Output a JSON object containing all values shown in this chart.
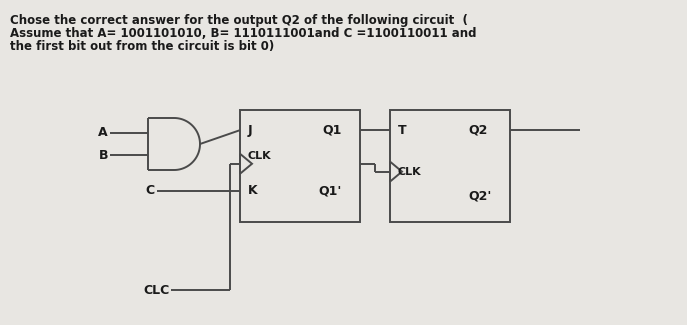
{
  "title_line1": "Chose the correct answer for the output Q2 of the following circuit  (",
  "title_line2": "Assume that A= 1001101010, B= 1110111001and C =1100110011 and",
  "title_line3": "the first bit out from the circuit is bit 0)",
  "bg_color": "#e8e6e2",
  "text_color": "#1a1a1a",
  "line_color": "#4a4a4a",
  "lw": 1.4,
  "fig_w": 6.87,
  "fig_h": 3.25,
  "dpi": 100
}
==
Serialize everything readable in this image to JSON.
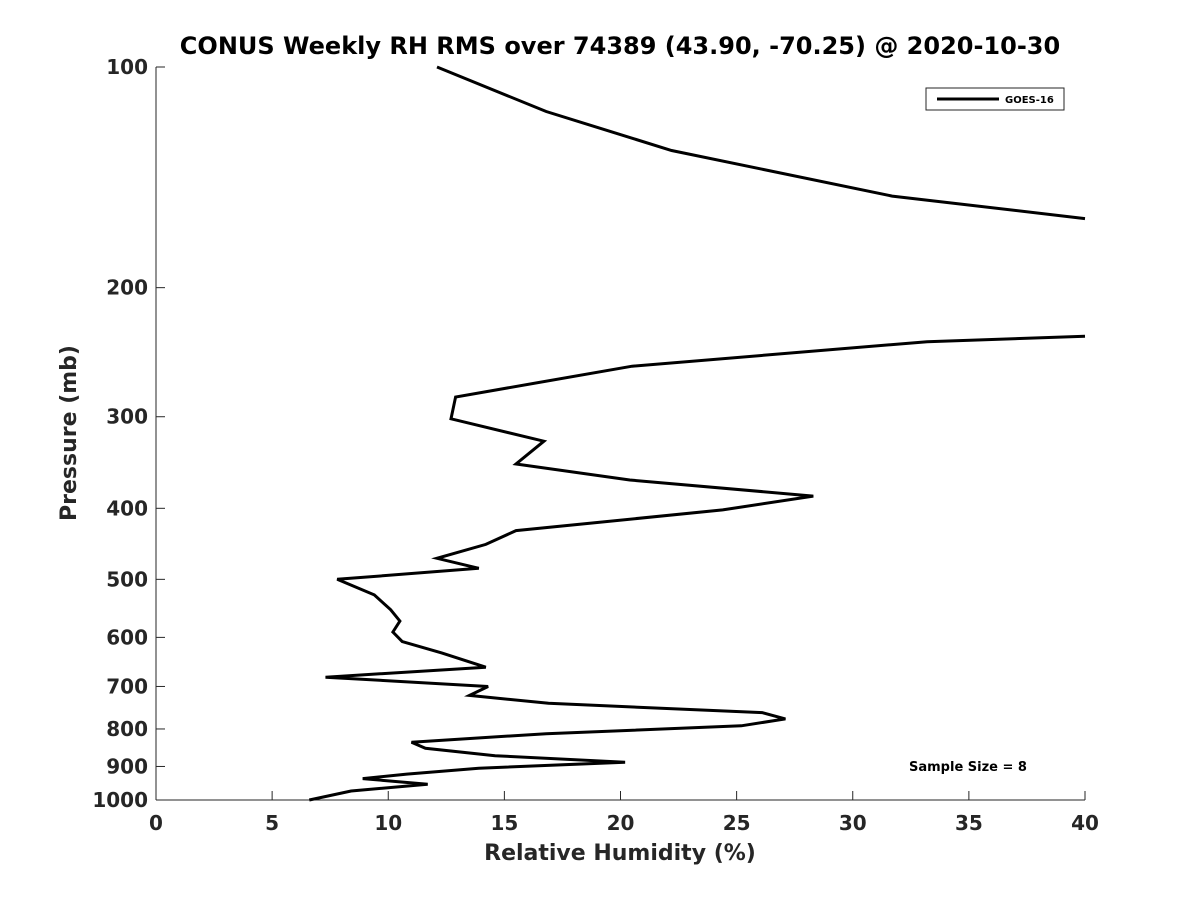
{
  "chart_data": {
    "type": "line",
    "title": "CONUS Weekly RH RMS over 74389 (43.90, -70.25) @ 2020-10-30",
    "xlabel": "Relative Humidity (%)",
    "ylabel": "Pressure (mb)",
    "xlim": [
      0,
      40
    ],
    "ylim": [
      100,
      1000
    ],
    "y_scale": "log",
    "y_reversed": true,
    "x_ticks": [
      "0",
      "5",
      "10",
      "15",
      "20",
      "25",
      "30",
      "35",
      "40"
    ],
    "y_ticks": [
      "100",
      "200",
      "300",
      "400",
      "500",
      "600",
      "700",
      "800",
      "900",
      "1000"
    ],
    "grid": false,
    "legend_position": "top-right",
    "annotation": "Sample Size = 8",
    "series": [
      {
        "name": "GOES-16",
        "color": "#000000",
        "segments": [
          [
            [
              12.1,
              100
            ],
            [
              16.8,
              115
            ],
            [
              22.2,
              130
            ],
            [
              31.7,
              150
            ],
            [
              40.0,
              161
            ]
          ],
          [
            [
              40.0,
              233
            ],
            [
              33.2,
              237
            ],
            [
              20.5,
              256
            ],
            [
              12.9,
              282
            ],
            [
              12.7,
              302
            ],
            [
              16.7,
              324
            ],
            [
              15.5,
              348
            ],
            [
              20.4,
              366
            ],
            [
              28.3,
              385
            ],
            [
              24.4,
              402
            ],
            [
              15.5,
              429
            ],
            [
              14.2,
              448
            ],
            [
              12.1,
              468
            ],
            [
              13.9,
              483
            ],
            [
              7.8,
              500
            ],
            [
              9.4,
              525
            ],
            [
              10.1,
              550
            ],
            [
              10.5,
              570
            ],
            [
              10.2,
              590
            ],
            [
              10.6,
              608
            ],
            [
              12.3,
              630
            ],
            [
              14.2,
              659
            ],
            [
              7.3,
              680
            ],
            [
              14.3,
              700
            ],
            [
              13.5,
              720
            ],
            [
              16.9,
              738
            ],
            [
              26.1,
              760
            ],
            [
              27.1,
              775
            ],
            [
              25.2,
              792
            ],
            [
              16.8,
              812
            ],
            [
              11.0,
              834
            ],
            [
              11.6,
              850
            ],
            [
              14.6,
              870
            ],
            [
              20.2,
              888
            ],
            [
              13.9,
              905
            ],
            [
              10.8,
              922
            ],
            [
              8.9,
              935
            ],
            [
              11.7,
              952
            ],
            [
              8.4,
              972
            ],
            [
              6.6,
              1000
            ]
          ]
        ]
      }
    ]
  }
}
* * *
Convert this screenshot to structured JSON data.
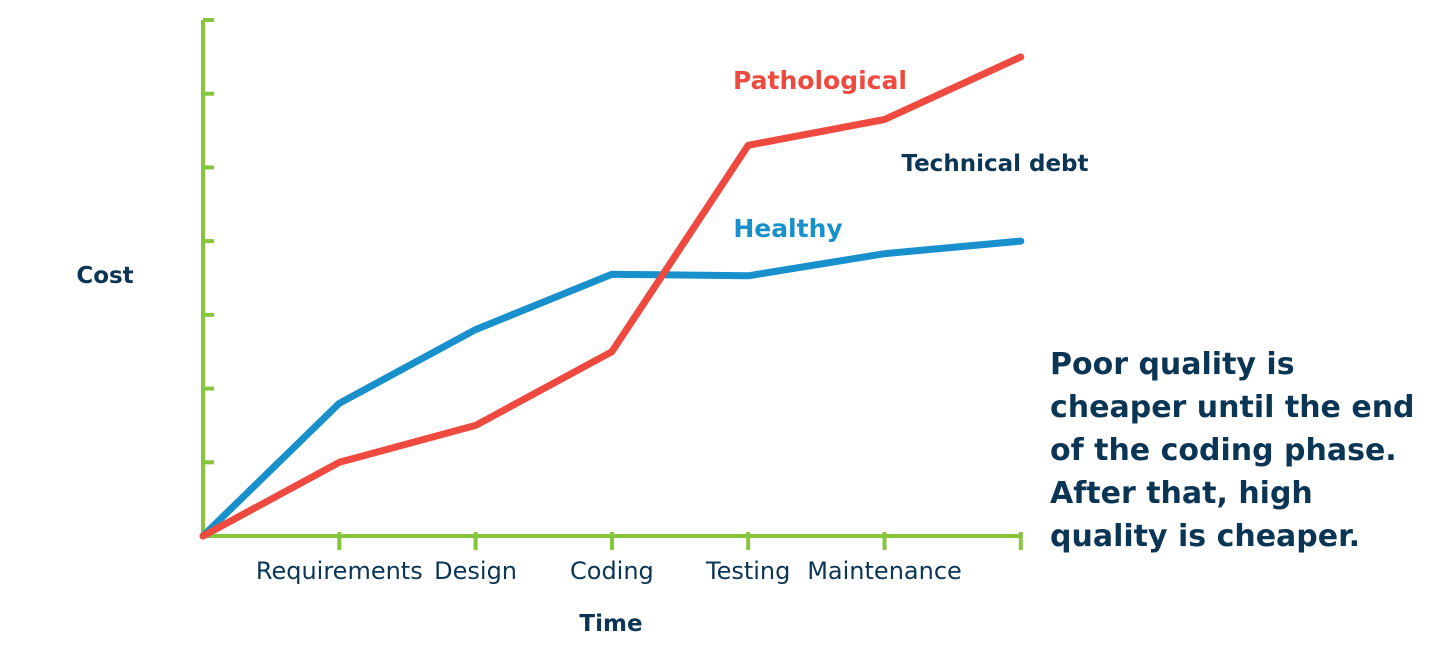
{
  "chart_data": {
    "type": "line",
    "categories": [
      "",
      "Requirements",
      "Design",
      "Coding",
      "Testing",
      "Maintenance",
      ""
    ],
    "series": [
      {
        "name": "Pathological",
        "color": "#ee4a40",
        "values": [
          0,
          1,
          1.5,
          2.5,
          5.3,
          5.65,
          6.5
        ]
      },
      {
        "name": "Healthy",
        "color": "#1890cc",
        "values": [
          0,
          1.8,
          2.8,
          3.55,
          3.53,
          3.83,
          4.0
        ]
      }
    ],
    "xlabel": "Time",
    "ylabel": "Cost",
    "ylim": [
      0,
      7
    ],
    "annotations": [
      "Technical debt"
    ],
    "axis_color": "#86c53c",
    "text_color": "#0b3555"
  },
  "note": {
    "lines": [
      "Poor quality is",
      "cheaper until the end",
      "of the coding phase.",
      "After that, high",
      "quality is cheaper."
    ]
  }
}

# Exercise objective
Copy out every line in the listing where the word "circuit" appears.

# Solution
  "title_line1": "Chose the correct answer for the output Q2 of the following circuit  (",
  "title_line3": "the first bit out from the circuit is bit 0)",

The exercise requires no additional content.